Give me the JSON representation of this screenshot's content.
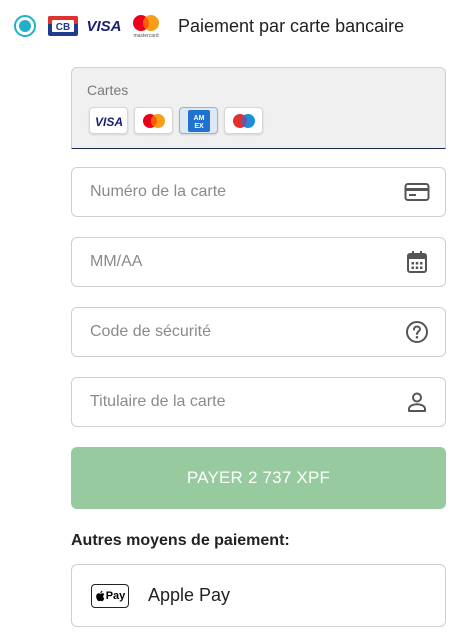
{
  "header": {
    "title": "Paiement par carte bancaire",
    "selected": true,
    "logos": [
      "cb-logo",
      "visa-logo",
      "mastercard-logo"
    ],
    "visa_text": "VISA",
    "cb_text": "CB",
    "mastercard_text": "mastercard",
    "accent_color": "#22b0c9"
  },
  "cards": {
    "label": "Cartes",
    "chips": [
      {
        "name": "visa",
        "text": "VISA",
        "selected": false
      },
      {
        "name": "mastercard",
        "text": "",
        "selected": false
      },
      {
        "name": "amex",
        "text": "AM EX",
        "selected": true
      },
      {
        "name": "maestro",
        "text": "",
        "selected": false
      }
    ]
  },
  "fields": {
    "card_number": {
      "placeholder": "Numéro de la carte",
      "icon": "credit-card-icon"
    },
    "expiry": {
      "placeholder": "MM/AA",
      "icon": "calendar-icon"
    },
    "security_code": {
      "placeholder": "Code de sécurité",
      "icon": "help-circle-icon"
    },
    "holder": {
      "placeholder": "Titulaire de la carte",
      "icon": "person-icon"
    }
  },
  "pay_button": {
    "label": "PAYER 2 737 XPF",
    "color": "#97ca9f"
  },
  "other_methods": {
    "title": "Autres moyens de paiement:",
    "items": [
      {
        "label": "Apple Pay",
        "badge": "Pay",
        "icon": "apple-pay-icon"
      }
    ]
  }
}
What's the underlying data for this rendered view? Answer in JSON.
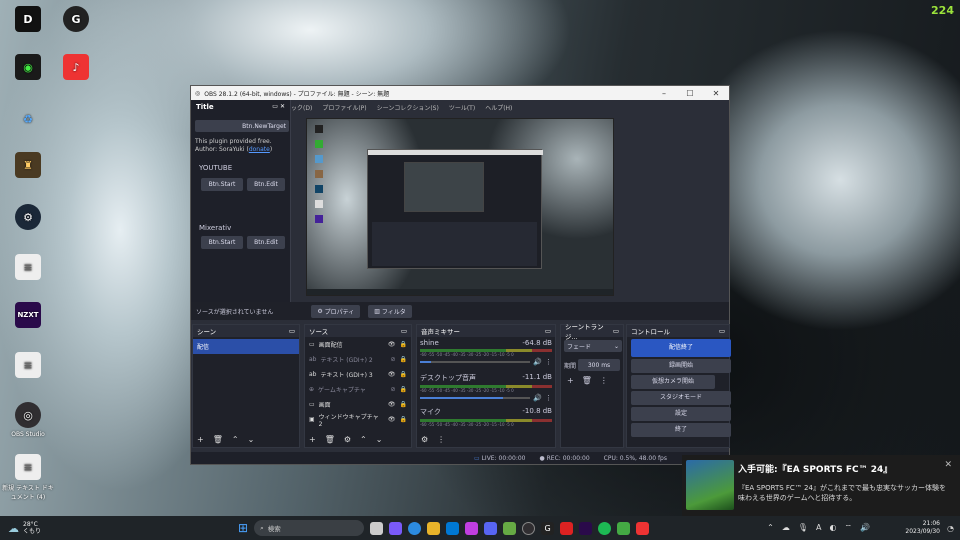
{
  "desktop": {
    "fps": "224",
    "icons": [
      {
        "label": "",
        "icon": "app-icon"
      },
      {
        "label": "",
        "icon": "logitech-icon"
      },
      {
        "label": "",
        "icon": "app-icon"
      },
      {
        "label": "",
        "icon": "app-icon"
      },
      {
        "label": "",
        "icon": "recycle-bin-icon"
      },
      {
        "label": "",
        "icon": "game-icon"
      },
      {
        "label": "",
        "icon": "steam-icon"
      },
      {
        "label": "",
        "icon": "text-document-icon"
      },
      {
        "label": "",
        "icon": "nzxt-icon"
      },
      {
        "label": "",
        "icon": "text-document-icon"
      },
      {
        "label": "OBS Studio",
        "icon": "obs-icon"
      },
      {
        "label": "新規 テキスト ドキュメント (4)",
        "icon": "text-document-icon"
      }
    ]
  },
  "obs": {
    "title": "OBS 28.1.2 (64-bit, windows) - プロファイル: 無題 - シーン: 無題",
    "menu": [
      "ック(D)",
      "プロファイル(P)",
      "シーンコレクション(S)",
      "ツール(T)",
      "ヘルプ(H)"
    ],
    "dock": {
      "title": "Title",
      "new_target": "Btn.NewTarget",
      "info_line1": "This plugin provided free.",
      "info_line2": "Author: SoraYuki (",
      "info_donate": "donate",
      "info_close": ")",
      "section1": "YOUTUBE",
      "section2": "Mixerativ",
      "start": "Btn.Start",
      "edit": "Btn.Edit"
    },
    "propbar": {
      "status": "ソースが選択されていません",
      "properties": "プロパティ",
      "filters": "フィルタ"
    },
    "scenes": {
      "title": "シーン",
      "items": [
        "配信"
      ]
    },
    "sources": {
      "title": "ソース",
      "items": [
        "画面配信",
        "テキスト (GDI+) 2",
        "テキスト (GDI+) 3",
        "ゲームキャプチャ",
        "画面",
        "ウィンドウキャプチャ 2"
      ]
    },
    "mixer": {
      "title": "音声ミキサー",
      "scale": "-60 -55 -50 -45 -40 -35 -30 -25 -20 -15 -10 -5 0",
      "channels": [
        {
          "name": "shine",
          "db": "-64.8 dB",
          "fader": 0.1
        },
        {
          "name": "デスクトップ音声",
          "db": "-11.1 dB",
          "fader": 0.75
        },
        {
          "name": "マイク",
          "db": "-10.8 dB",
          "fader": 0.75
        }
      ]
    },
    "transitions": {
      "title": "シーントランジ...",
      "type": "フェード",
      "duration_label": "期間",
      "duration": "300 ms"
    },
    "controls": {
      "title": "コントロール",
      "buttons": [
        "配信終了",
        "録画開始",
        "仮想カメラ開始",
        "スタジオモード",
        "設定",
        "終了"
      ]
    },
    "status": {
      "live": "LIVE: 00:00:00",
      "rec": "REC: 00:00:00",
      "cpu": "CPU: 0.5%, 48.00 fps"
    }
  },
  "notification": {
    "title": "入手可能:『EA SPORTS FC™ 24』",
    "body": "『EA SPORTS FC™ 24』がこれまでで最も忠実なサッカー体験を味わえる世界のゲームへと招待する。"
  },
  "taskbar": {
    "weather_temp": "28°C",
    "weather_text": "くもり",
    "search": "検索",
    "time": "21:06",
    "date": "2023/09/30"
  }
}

...

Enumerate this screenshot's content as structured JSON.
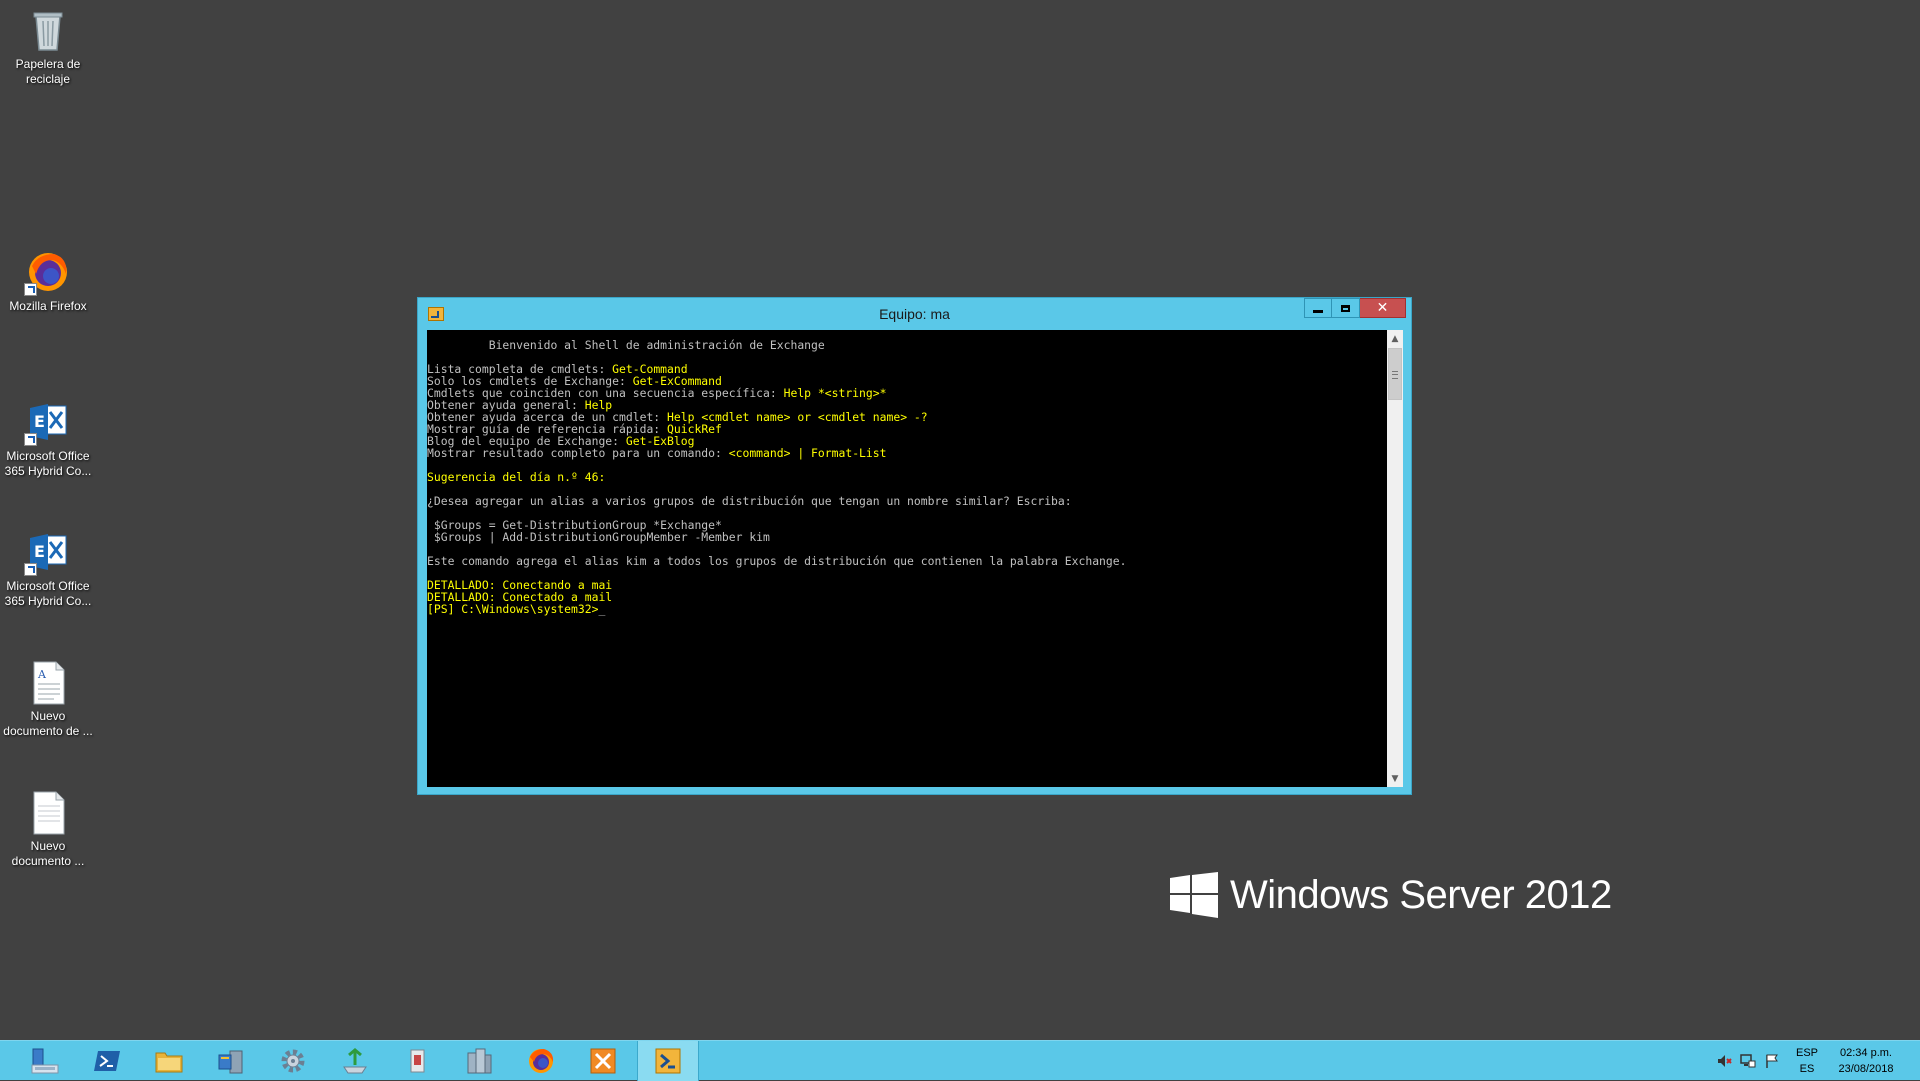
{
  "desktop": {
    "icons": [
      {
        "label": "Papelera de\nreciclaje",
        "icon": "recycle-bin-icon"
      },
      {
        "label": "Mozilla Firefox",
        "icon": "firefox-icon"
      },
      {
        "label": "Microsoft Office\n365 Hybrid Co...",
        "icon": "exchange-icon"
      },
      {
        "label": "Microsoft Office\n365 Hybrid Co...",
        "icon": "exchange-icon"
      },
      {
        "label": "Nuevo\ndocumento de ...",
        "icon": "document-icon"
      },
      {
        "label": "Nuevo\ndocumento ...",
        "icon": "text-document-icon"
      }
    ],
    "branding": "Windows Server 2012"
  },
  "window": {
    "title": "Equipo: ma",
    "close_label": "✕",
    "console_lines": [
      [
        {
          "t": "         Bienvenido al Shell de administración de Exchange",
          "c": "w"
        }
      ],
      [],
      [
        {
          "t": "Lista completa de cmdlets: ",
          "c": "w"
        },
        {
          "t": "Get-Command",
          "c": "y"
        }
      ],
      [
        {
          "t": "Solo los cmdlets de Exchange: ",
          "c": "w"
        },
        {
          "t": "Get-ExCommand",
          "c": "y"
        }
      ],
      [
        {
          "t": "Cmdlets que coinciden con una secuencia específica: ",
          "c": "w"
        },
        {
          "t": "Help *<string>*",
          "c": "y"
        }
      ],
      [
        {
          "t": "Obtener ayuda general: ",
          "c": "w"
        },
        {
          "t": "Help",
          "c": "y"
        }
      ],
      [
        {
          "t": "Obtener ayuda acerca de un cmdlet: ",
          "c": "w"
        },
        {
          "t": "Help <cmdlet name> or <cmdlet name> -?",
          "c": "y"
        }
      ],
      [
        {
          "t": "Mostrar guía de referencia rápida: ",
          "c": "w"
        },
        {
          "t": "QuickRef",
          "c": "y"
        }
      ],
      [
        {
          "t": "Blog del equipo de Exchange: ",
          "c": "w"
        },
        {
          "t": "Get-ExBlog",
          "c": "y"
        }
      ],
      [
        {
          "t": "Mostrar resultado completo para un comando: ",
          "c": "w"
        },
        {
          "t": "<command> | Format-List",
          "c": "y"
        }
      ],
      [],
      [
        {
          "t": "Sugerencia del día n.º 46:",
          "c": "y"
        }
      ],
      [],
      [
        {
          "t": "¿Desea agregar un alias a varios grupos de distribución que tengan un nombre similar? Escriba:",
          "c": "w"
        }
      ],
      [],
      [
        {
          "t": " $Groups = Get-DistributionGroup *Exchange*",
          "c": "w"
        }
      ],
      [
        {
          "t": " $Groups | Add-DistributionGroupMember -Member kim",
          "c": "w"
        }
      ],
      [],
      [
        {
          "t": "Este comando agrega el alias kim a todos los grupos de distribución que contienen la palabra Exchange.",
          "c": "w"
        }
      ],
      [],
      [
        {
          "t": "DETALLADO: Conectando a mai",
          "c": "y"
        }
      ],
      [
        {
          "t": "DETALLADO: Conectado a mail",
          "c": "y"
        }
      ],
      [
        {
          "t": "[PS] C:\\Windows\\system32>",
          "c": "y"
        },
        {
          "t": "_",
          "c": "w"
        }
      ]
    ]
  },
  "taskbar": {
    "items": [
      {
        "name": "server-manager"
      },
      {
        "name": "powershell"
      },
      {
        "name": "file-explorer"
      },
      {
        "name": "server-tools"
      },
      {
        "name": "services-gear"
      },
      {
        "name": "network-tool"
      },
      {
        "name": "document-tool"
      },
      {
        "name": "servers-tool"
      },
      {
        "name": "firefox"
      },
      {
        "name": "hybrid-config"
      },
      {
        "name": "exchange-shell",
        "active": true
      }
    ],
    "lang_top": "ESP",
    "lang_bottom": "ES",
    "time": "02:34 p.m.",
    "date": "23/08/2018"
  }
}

*Exercise instructions*. Each line above that includes "placeholder" should be shown.

*Result below*.
      "placeholder": "Numéro de la carte",
      "placeholder": "MM/AA",
      "placeholder": "Code de sécurité",
      "placeholder": "Titulaire de la carte",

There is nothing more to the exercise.